> **WHAT YOU ARE ASKED TO DO**
Copy the listing verbatim, excluding any images found in it.

> **EXTRACTED MATERIAL**
=-=-=-=-=

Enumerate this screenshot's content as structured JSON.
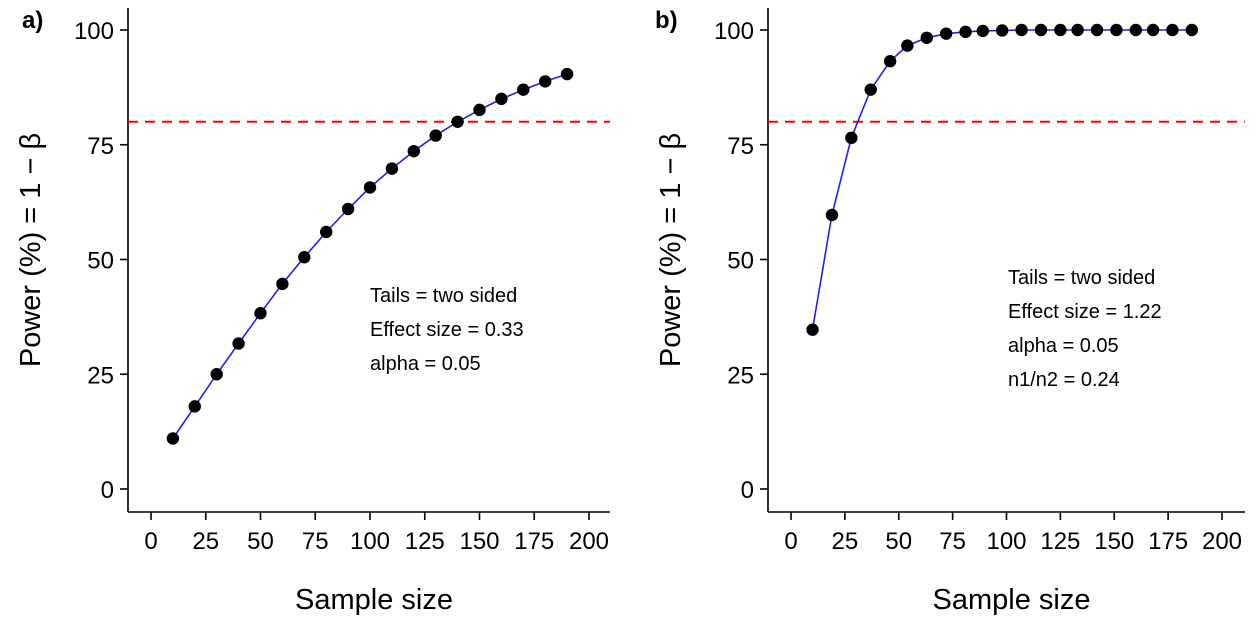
{
  "chart_data": [
    {
      "type": "line",
      "panel_label": "a)",
      "title": "",
      "xlabel": "Sample size",
      "ylabel": "Power (%) = 1 − β",
      "xlim": [
        0,
        200
      ],
      "ylim": [
        0,
        100
      ],
      "xticks": [
        0,
        25,
        50,
        75,
        100,
        125,
        150,
        175,
        200
      ],
      "yticks": [
        0,
        25,
        50,
        75,
        100
      ],
      "grid": false,
      "legend": "none",
      "reference_line": {
        "y": 80,
        "color": "#ff0000",
        "style": "dashed"
      },
      "line_color": "#2222dd",
      "marker_color": "#000000",
      "series": [
        {
          "x": [
            10,
            20,
            30,
            40,
            50,
            60,
            70,
            80,
            90,
            100,
            110,
            120,
            130,
            140,
            150,
            160,
            170,
            180,
            190
          ],
          "y": [
            11,
            18,
            25,
            31.7,
            38.3,
            44.7,
            50.5,
            56,
            61,
            65.7,
            69.8,
            73.6,
            77,
            80,
            82.6,
            85,
            87,
            88.8,
            90.4
          ]
        }
      ],
      "annotations": [
        "Tails = two sided",
        "Effect size = 0.33",
        "alpha = 0.05"
      ]
    },
    {
      "type": "line",
      "panel_label": "b)",
      "title": "",
      "xlabel": "Sample size",
      "ylabel": "Power (%) = 1 − β",
      "xlim": [
        0,
        200
      ],
      "ylim": [
        0,
        100
      ],
      "xticks": [
        0,
        25,
        50,
        75,
        100,
        125,
        150,
        175,
        200
      ],
      "yticks": [
        0,
        25,
        50,
        75,
        100
      ],
      "grid": false,
      "legend": "none",
      "reference_line": {
        "y": 80,
        "color": "#ff0000",
        "style": "dashed"
      },
      "line_color": "#2222dd",
      "marker_color": "#000000",
      "series": [
        {
          "x": [
            10,
            19,
            28,
            37,
            46,
            54,
            63,
            72,
            81,
            89,
            98,
            107,
            116,
            125,
            133,
            142,
            151,
            160,
            168,
            177,
            186
          ],
          "y": [
            34.7,
            59.7,
            76.5,
            87,
            93.2,
            96.6,
            98.3,
            99.2,
            99.6,
            99.8,
            99.9,
            100,
            100,
            100,
            100,
            100,
            100,
            100,
            100,
            100,
            100
          ]
        }
      ],
      "annotations": [
        "Tails = two sided",
        "Effect size = 1.22",
        "alpha = 0.05",
        "n1/n2 = 0.24"
      ]
    }
  ]
}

=-=-=-=-=

> **THE ANSWER**
Enumerate this screenshot's content as structured JSON.
{
  "chart_data": [
    {
      "type": "line",
      "panel_label": "a)",
      "title": "",
      "xlabel": "Sample size",
      "ylabel": "Power (%) = 1 − β",
      "xlim": [
        0,
        200
      ],
      "ylim": [
        0,
        100
      ],
      "xticks": [
        0,
        25,
        50,
        75,
        100,
        125,
        150,
        175,
        200
      ],
      "yticks": [
        0,
        25,
        50,
        75,
        100
      ],
      "grid": false,
      "legend": "none",
      "reference_line": {
        "y": 80,
        "color": "#ff0000",
        "style": "dashed"
      },
      "line_color": "#2222dd",
      "marker_color": "#000000",
      "series": [
        {
          "x": [
            10,
            20,
            30,
            40,
            50,
            60,
            70,
            80,
            90,
            100,
            110,
            120,
            130,
            140,
            150,
            160,
            170,
            180,
            190
          ],
          "y": [
            11,
            18,
            25,
            31.7,
            38.3,
            44.7,
            50.5,
            56,
            61,
            65.7,
            69.8,
            73.6,
            77,
            80,
            82.6,
            85,
            87,
            88.8,
            90.4
          ]
        }
      ],
      "annotations": [
        "Tails = two sided",
        "Effect size = 0.33",
        "alpha = 0.05"
      ]
    },
    {
      "type": "line",
      "panel_label": "b)",
      "title": "",
      "xlabel": "Sample size",
      "ylabel": "Power (%) = 1 − β",
      "xlim": [
        0,
        200
      ],
      "ylim": [
        0,
        100
      ],
      "xticks": [
        0,
        25,
        50,
        75,
        100,
        125,
        150,
        175,
        200
      ],
      "yticks": [
        0,
        25,
        50,
        75,
        100
      ],
      "grid": false,
      "legend": "none",
      "reference_line": {
        "y": 80,
        "color": "#ff0000",
        "style": "dashed"
      },
      "line_color": "#2222dd",
      "marker_color": "#000000",
      "series": [
        {
          "x": [
            10,
            19,
            28,
            37,
            46,
            54,
            63,
            72,
            81,
            89,
            98,
            107,
            116,
            125,
            133,
            142,
            151,
            160,
            168,
            177,
            186
          ],
          "y": [
            34.7,
            59.7,
            76.5,
            87,
            93.2,
            96.6,
            98.3,
            99.2,
            99.6,
            99.8,
            99.9,
            100,
            100,
            100,
            100,
            100,
            100,
            100,
            100,
            100,
            100
          ]
        }
      ],
      "annotations": [
        "Tails = two sided",
        "Effect size = 1.22",
        "alpha = 0.05",
        "n1/n2 = 0.24"
      ]
    }
  ]
}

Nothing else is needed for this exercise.